- WHAT THE TASK REQUIRES
Every line below that mentions the word "الأصل" should be copied out.

▬▬▬

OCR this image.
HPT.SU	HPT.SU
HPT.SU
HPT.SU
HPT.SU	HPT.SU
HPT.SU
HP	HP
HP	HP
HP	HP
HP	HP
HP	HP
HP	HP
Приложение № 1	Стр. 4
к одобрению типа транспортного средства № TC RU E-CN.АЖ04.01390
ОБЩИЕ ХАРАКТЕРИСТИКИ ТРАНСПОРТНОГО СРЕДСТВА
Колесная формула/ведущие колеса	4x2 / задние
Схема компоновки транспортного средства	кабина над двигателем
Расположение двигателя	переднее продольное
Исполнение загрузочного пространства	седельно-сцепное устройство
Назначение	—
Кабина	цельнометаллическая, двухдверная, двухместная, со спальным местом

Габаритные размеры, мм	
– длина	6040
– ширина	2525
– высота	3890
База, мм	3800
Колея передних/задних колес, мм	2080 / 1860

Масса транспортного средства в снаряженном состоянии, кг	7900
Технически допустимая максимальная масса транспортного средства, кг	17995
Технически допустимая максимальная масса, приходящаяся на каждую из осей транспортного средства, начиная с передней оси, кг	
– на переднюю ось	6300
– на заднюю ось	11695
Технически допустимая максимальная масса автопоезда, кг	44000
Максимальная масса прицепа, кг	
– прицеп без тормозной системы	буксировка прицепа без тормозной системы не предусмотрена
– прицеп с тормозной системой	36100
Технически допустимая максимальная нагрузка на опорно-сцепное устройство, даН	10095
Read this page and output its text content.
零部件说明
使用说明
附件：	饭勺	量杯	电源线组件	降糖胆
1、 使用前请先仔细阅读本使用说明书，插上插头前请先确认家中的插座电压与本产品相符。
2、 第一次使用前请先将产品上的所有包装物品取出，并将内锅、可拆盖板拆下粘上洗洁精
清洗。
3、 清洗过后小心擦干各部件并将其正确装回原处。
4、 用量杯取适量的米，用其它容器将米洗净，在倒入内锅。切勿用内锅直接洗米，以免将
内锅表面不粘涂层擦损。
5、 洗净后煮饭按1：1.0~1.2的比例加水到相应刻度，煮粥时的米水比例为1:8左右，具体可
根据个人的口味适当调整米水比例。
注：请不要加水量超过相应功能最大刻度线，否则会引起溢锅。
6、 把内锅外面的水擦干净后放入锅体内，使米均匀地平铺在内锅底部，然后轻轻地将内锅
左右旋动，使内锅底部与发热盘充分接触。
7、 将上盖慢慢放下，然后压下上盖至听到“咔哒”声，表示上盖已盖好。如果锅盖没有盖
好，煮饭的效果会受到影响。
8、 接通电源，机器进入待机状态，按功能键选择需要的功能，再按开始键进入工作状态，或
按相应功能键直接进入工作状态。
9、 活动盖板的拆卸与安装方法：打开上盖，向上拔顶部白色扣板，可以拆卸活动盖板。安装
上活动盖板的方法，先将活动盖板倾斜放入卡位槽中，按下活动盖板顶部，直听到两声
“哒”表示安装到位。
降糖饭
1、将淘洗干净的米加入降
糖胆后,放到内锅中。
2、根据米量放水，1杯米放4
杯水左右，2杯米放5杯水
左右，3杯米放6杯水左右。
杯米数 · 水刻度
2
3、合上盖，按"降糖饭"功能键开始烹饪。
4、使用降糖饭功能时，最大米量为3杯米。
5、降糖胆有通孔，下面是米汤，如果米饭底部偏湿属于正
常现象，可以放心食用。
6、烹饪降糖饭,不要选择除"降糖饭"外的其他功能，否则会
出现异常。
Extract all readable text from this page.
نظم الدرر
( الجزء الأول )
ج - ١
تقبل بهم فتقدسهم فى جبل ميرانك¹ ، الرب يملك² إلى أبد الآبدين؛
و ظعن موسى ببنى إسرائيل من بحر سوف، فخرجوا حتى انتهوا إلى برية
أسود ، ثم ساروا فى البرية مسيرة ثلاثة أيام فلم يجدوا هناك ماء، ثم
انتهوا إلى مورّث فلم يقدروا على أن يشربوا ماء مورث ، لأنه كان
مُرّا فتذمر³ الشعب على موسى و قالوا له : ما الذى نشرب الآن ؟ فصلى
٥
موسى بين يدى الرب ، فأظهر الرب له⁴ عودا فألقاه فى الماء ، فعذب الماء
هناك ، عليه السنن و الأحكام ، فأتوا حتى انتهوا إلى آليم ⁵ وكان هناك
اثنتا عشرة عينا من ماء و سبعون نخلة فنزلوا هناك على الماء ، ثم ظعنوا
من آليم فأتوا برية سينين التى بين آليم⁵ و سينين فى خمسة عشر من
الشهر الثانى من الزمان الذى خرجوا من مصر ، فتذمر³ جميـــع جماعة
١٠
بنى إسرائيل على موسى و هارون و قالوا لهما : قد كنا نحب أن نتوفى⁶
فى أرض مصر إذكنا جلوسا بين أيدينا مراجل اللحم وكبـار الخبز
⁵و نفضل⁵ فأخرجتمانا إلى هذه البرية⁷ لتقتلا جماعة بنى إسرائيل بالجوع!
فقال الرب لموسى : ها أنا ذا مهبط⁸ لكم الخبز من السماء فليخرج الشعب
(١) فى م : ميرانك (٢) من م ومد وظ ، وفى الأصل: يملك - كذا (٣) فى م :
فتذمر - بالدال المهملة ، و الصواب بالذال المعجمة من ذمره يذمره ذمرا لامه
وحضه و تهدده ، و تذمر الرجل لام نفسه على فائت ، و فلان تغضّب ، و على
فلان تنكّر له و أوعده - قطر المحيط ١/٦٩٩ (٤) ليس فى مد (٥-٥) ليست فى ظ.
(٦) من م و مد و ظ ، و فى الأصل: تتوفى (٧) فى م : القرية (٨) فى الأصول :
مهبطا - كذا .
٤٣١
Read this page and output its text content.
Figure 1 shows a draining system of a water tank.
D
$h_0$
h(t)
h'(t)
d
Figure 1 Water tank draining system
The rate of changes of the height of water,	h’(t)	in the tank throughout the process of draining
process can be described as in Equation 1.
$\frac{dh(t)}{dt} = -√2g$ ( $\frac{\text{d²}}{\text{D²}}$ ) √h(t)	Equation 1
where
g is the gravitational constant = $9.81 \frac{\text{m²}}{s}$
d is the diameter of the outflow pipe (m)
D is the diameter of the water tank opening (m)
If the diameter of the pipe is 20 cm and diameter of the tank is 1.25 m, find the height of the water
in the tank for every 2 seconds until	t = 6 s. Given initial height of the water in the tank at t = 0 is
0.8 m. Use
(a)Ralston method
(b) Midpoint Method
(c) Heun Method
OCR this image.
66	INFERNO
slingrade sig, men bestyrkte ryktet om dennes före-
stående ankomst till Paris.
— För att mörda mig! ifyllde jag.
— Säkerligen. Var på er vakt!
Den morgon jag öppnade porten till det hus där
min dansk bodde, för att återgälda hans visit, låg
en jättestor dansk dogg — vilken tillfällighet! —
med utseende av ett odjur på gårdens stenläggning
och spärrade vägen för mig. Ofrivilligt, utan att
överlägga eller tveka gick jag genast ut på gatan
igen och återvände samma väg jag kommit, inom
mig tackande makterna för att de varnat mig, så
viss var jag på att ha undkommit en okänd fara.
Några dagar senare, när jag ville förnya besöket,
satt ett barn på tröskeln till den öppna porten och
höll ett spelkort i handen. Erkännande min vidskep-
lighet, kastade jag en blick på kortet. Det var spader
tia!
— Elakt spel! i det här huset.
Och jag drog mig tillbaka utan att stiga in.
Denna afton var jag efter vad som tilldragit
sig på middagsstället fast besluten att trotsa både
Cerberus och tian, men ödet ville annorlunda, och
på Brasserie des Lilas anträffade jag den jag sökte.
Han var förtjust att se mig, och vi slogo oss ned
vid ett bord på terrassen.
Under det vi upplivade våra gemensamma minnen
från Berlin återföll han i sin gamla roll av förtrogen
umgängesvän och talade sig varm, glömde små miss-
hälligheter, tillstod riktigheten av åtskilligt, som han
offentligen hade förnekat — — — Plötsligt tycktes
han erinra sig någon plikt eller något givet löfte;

▬▬▬

- THE COMPLETED TASK
(١) فى م : ميرانك (٢) من م ومد وظ ، وفى الأصل: يملك - كذا (٣) فى م :
(٦) من م و مد و ظ ، و فى الأصل: تتوفى (٧) فى م : القرية (٨) فى الأصول :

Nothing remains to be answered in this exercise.